┏━━
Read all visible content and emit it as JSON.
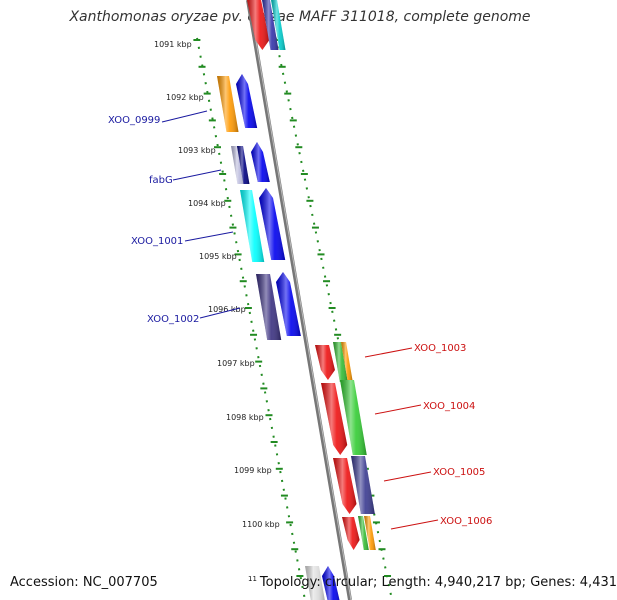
{
  "title": "Xanthomonas oryzae pv. oryzae MAFF 311018, complete genome",
  "accession": "Accession: NC_007705",
  "footer": {
    "superscript": "11",
    "topology": "Topology: circular; Length: 4,940,217 bp; Genes: 4,431"
  },
  "colors": {
    "backbone": "#888888",
    "ticks": "#228b22",
    "left_label": "#1a1aa0",
    "right_label": "#cc1111"
  },
  "kbp_labels": [
    "1091 kbp",
    "1092 kbp",
    "1093 kbp",
    "1094 kbp",
    "1095 kbp",
    "1096 kbp",
    "1097 kbp",
    "1098 kbp",
    "1099 kbp",
    "1100 kbp"
  ],
  "gene_labels_left": [
    "XOO_0999",
    "fabG",
    "XOO_1001",
    "XOO_1002"
  ],
  "gene_labels_right": [
    "XOO_1003",
    "XOO_1004",
    "XOO_1005",
    "XOO_1006"
  ]
}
┗━━
Each entry above is to be given again exactly, and any image in it is to be dropped.

Read all visible content and emit it as JSON.
{
  "title": "Xanthomonas oryzae pv. oryzae MAFF 311018, complete genome",
  "accession": "Accession: NC_007705",
  "footer": {
    "superscript": "11",
    "topology": "Topology: circular; Length: 4,940,217 bp; Genes: 4,431"
  },
  "colors": {
    "backbone": "#888888",
    "ticks": "#228b22",
    "left_label": "#1a1aa0",
    "right_label": "#cc1111"
  },
  "kbp_labels": [
    "1091 kbp",
    "1092 kbp",
    "1093 kbp",
    "1094 kbp",
    "1095 kbp",
    "1096 kbp",
    "1097 kbp",
    "1098 kbp",
    "1099 kbp",
    "1100 kbp"
  ],
  "gene_labels_left": [
    "XOO_0999",
    "fabG",
    "XOO_1001",
    "XOO_1002"
  ],
  "gene_labels_right": [
    "XOO_1003",
    "XOO_1004",
    "XOO_1005",
    "XOO_1006"
  ]
}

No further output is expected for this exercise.